> Dataset items

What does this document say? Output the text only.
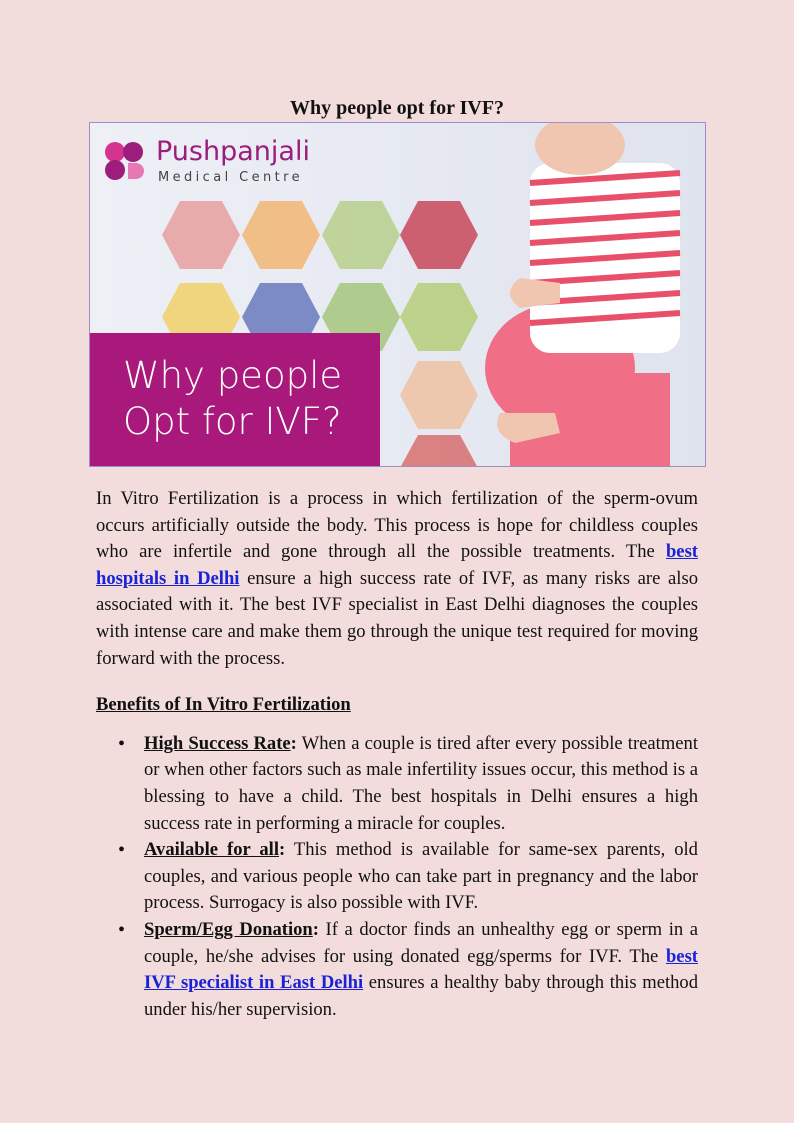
Why people opt for IVF?
Pushpanjali
Medical Centre
Why people
Opt for IVF?

In Vitro Fertilization is a process in which fertilization of the sperm-ovum occurs artificially outside the body. This process is hope for childless couples who are infertile and gone through all the possible treatments. The best hospitals in Delhi ensure a high success rate of IVF, as many risks are also associated with it. The best IVF specialist in East Delhi diagnoses the couples with intense care and make them go through the unique test required for moving forward with the process.

Benefits of In Vitro Fertilization
• High Success Rate: When a couple is tired after every possible treatment or when other factors such as male infertility issues occur, this method is a blessing to have a child. The best hospitals in Delhi ensures a high success rate in performing a miracle for couples.
• Available for all: This method is available for same-sex parents, old couples, and various people who can take part in pregnancy and the labor process. Surrogacy is also possible with IVF.
• Sperm/Egg Donation: If a doctor finds an unhealthy egg or sperm in a couple, he/she advises for using donated egg/sperms for IVF. The best IVF specialist in East Delhi ensures a healthy baby through this method under his/her supervision.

> Task goal
Copy the records above exactly, leaving out every picture.

> Result below
What does this document say? Output the text only.
Why people opt for IVF?
Pushpanjali
Medical Centre
Why people
Opt for IVF?

In Vitro Fertilization is a process in which fertilization of the sperm-ovum occurs artificially outside the body. This process is hope for childless couples who are infertile and gone through all the possible treatments. The best hospitals in Delhi ensure a high success rate of IVF, as many risks are also associated with it. The best IVF specialist in East Delhi diagnoses the couples with intense care and make them go through the unique test required for moving forward with the process.

Benefits of In Vitro Fertilization
• High Success Rate: When a couple is tired after every possible treatment or when other factors such as male infertility issues occur, this method is a blessing to have a child. The best hospitals in Delhi ensures a high success rate in performing a miracle for couples.
• Available for all: This method is available for same-sex parents, old couples, and various people who can take part in pregnancy and the labor process. Surrogacy is also possible with IVF.
• Sperm/Egg Donation: If a doctor finds an unhealthy egg or sperm in a couple, he/she advises for using donated egg/sperms for IVF. The best IVF specialist in East Delhi ensures a healthy baby through this method under his/her supervision.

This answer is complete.